### RECORDS TO USE:
_ _ _

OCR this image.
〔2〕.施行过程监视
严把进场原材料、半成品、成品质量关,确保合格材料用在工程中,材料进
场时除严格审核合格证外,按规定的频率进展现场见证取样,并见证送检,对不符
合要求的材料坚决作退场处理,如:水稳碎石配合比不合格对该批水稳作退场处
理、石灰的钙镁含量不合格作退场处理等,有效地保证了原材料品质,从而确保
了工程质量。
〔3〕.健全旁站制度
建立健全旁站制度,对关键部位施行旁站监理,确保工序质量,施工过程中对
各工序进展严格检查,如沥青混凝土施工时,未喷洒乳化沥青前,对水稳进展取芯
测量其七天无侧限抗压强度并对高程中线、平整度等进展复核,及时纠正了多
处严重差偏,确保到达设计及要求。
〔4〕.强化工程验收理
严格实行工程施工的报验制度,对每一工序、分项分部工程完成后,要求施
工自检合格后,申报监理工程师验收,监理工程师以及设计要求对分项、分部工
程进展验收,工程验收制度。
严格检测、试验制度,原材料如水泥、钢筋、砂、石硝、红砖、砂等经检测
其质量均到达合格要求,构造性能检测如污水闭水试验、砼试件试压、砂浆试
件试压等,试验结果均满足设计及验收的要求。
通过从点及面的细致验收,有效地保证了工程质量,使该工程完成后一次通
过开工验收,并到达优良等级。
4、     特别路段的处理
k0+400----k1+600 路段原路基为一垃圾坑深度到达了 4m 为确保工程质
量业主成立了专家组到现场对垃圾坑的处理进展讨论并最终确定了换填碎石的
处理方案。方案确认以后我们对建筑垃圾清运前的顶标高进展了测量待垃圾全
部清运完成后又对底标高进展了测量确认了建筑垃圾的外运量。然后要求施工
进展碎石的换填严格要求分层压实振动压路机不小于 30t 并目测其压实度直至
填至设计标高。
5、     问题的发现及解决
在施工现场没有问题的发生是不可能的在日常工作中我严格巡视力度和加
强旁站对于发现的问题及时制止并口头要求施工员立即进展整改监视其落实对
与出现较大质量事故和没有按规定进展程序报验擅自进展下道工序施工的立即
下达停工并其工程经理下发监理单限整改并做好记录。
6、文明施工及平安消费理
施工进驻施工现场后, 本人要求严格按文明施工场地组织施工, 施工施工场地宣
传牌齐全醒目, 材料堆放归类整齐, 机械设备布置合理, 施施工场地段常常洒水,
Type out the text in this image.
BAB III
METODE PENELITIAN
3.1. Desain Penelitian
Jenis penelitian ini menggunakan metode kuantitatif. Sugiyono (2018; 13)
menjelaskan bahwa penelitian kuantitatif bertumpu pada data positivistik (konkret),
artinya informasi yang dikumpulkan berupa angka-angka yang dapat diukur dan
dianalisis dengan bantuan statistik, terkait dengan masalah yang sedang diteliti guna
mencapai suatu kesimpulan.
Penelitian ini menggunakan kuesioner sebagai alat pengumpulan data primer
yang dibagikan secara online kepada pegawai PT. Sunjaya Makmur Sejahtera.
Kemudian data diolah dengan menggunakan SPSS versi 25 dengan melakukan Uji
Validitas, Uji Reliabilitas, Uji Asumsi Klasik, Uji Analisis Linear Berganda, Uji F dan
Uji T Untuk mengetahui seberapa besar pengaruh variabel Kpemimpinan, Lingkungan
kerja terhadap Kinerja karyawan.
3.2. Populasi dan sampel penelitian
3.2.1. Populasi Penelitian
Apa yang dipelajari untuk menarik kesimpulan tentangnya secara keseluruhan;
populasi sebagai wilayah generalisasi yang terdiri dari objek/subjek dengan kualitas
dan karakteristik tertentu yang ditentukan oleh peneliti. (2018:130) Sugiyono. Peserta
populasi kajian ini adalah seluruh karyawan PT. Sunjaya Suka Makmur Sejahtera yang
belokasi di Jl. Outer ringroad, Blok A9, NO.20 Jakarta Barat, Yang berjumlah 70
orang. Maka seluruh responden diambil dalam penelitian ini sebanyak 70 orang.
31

_ _ _

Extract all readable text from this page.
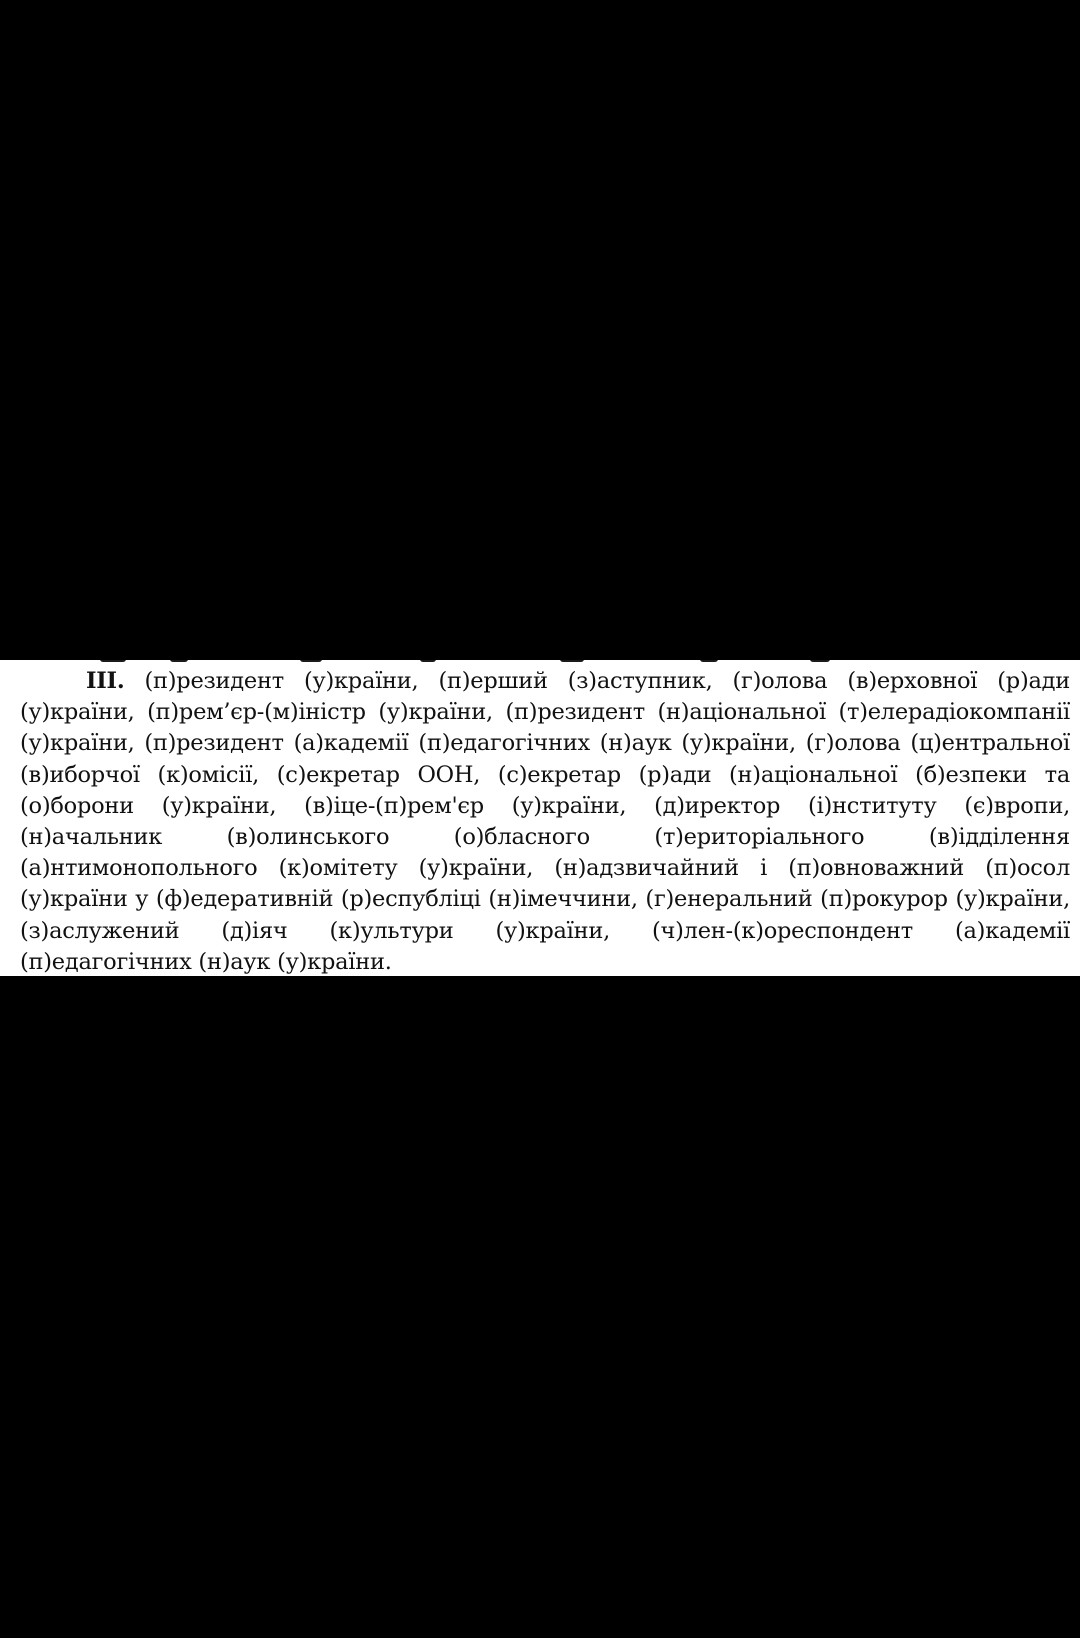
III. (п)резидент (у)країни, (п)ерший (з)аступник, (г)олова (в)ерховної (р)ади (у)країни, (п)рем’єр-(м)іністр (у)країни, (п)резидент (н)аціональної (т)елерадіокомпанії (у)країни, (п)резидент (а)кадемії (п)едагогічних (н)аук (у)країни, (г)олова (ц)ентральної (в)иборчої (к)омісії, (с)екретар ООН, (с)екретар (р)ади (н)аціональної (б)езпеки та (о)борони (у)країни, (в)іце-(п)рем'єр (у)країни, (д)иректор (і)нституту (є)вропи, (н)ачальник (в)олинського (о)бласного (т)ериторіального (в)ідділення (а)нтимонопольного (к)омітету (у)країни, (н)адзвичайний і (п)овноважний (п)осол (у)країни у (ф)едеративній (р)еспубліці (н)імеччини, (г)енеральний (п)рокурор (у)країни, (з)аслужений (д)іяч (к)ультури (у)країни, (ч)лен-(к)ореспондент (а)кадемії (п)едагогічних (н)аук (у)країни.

_ _ _

### PROBLEM STATEMENT:
Each line above that includes "text" counts once; state the total and nothing more.

### COMPLETE OUTPUT:
2